▶ _Data rows_
——————
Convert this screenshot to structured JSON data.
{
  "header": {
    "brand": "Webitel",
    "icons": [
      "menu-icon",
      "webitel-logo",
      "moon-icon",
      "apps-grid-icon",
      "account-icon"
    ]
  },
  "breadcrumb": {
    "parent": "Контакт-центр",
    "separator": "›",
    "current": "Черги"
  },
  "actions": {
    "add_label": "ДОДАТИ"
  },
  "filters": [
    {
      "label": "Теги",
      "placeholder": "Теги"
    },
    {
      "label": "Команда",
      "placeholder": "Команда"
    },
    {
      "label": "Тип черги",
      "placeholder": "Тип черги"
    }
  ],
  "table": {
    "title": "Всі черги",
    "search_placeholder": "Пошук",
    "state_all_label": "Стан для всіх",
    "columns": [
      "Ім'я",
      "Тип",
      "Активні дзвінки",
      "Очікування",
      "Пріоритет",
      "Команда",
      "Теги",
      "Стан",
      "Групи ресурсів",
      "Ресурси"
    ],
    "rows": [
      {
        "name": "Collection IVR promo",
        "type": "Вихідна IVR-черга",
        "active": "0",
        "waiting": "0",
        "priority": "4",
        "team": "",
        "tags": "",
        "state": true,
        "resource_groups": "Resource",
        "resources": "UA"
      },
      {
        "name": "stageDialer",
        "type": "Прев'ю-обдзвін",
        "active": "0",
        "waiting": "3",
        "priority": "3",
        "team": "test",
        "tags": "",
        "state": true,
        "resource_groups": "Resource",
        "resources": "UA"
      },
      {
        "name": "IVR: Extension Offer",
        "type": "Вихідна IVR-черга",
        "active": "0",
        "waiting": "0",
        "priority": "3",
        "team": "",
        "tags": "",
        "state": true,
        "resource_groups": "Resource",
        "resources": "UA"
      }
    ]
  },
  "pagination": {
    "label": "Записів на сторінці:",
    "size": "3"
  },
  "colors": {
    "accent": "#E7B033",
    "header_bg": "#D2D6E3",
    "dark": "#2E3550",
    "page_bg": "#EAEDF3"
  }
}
——————
▶ _Prompt_
Extract all of the data shown above and repeat it verbatim.

▶ _Answer to this task_
Convert this screenshot to structured JSON data.
{
  "header": {
    "brand": "Webitel",
    "icons": [
      "menu-icon",
      "webitel-logo",
      "moon-icon",
      "apps-grid-icon",
      "account-icon"
    ]
  },
  "breadcrumb": {
    "parent": "Контакт-центр",
    "separator": "›",
    "current": "Черги"
  },
  "actions": {
    "add_label": "ДОДАТИ"
  },
  "filters": [
    {
      "label": "Теги",
      "placeholder": "Теги"
    },
    {
      "label": "Команда",
      "placeholder": "Команда"
    },
    {
      "label": "Тип черги",
      "placeholder": "Тип черги"
    }
  ],
  "table": {
    "title": "Всі черги",
    "search_placeholder": "Пошук",
    "state_all_label": "Стан для всіх",
    "columns": [
      "Ім'я",
      "Тип",
      "Активні дзвінки",
      "Очікування",
      "Пріоритет",
      "Команда",
      "Теги",
      "Стан",
      "Групи ресурсів",
      "Ресурси"
    ],
    "rows": [
      {
        "name": "Collection IVR promo",
        "type": "Вихідна IVR-черга",
        "active": "0",
        "waiting": "0",
        "priority": "4",
        "team": "",
        "tags": "",
        "state": true,
        "resource_groups": "Resource",
        "resources": "UA"
      },
      {
        "name": "stageDialer",
        "type": "Прев'ю-обдзвін",
        "active": "0",
        "waiting": "3",
        "priority": "3",
        "team": "test",
        "tags": "",
        "state": true,
        "resource_groups": "Resource",
        "resources": "UA"
      },
      {
        "name": "IVR: Extension Offer",
        "type": "Вихідна IVR-черга",
        "active": "0",
        "waiting": "0",
        "priority": "3",
        "team": "",
        "tags": "",
        "state": true,
        "resource_groups": "Resource",
        "resources": "UA"
      }
    ]
  },
  "pagination": {
    "label": "Записів на сторінці:",
    "size": "3"
  },
  "colors": {
    "accent": "#E7B033",
    "header_bg": "#D2D6E3",
    "dark": "#2E3550",
    "page_bg": "#EAEDF3"
  }
}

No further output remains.